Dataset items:
— start —

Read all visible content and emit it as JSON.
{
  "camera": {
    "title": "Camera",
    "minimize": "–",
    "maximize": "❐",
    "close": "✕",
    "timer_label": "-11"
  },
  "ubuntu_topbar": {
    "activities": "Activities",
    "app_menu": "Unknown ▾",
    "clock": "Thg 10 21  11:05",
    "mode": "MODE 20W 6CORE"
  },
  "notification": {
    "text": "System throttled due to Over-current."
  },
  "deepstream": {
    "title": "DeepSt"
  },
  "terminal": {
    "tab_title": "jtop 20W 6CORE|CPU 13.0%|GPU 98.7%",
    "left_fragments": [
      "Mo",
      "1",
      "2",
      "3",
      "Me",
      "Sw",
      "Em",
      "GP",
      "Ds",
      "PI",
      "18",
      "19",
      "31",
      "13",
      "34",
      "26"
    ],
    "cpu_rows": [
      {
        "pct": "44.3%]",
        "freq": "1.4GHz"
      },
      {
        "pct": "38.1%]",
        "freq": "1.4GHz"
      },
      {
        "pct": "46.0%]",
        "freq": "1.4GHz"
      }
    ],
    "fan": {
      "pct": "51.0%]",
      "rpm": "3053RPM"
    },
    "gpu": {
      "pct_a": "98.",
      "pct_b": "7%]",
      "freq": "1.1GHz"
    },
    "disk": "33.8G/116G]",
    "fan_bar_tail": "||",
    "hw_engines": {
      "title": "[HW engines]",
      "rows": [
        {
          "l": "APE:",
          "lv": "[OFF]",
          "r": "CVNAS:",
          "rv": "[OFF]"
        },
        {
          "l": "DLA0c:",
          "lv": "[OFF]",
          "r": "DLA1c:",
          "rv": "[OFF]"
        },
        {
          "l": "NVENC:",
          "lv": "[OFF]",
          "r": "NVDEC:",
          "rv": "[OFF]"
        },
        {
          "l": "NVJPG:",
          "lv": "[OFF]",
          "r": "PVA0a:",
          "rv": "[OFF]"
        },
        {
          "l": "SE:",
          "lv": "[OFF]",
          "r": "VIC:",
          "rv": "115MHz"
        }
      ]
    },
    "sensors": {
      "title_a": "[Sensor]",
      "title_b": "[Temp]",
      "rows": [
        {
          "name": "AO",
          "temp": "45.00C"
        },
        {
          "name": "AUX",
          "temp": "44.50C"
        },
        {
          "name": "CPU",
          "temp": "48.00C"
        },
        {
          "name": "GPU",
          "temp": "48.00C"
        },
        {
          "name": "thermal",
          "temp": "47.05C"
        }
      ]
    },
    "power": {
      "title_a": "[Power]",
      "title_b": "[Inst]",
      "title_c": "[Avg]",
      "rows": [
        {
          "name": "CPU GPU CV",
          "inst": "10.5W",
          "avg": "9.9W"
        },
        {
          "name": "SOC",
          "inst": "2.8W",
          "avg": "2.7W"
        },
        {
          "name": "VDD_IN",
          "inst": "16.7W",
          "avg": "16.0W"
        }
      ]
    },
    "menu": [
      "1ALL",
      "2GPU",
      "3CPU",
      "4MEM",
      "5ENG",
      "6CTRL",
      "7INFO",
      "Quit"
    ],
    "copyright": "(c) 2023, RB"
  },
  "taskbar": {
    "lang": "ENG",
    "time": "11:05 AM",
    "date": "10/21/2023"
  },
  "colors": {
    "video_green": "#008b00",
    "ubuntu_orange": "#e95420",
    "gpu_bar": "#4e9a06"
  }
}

— end —

= PROBLEM REQUIREMENTS =
Repeat the entries exactly, all of them.

= PROBLEM SOLUTION =
Read all visible content and emit it as JSON.
{
  "camera": {
    "title": "Camera",
    "minimize": "–",
    "maximize": "❐",
    "close": "✕",
    "timer_label": "-11"
  },
  "ubuntu_topbar": {
    "activities": "Activities",
    "app_menu": "Unknown ▾",
    "clock": "Thg 10 21  11:05",
    "mode": "MODE 20W 6CORE"
  },
  "notification": {
    "text": "System throttled due to Over-current."
  },
  "deepstream": {
    "title": "DeepSt"
  },
  "terminal": {
    "tab_title": "jtop 20W 6CORE|CPU 13.0%|GPU 98.7%",
    "left_fragments": [
      "Mo",
      "1",
      "2",
      "3",
      "Me",
      "Sw",
      "Em",
      "GP",
      "Ds",
      "PI",
      "18",
      "19",
      "31",
      "13",
      "34",
      "26"
    ],
    "cpu_rows": [
      {
        "pct": "44.3%]",
        "freq": "1.4GHz"
      },
      {
        "pct": "38.1%]",
        "freq": "1.4GHz"
      },
      {
        "pct": "46.0%]",
        "freq": "1.4GHz"
      }
    ],
    "fan": {
      "pct": "51.0%]",
      "rpm": "3053RPM"
    },
    "gpu": {
      "pct_a": "98.",
      "pct_b": "7%]",
      "freq": "1.1GHz"
    },
    "disk": "33.8G/116G]",
    "fan_bar_tail": "||",
    "hw_engines": {
      "title": "[HW engines]",
      "rows": [
        {
          "l": "APE:",
          "lv": "[OFF]",
          "r": "CVNAS:",
          "rv": "[OFF]"
        },
        {
          "l": "DLA0c:",
          "lv": "[OFF]",
          "r": "DLA1c:",
          "rv": "[OFF]"
        },
        {
          "l": "NVENC:",
          "lv": "[OFF]",
          "r": "NVDEC:",
          "rv": "[OFF]"
        },
        {
          "l": "NVJPG:",
          "lv": "[OFF]",
          "r": "PVA0a:",
          "rv": "[OFF]"
        },
        {
          "l": "SE:",
          "lv": "[OFF]",
          "r": "VIC:",
          "rv": "115MHz"
        }
      ]
    },
    "sensors": {
      "title_a": "[Sensor]",
      "title_b": "[Temp]",
      "rows": [
        {
          "name": "AO",
          "temp": "45.00C"
        },
        {
          "name": "AUX",
          "temp": "44.50C"
        },
        {
          "name": "CPU",
          "temp": "48.00C"
        },
        {
          "name": "GPU",
          "temp": "48.00C"
        },
        {
          "name": "thermal",
          "temp": "47.05C"
        }
      ]
    },
    "power": {
      "title_a": "[Power]",
      "title_b": "[Inst]",
      "title_c": "[Avg]",
      "rows": [
        {
          "name": "CPU GPU CV",
          "inst": "10.5W",
          "avg": "9.9W"
        },
        {
          "name": "SOC",
          "inst": "2.8W",
          "avg": "2.7W"
        },
        {
          "name": "VDD_IN",
          "inst": "16.7W",
          "avg": "16.0W"
        }
      ]
    },
    "menu": [
      "1ALL",
      "2GPU",
      "3CPU",
      "4MEM",
      "5ENG",
      "6CTRL",
      "7INFO",
      "Quit"
    ],
    "copyright": "(c) 2023, RB"
  },
  "taskbar": {
    "lang": "ENG",
    "time": "11:05 AM",
    "date": "10/21/2023"
  },
  "colors": {
    "video_green": "#008b00",
    "ubuntu_orange": "#e95420",
    "gpu_bar": "#4e9a06"
  }
}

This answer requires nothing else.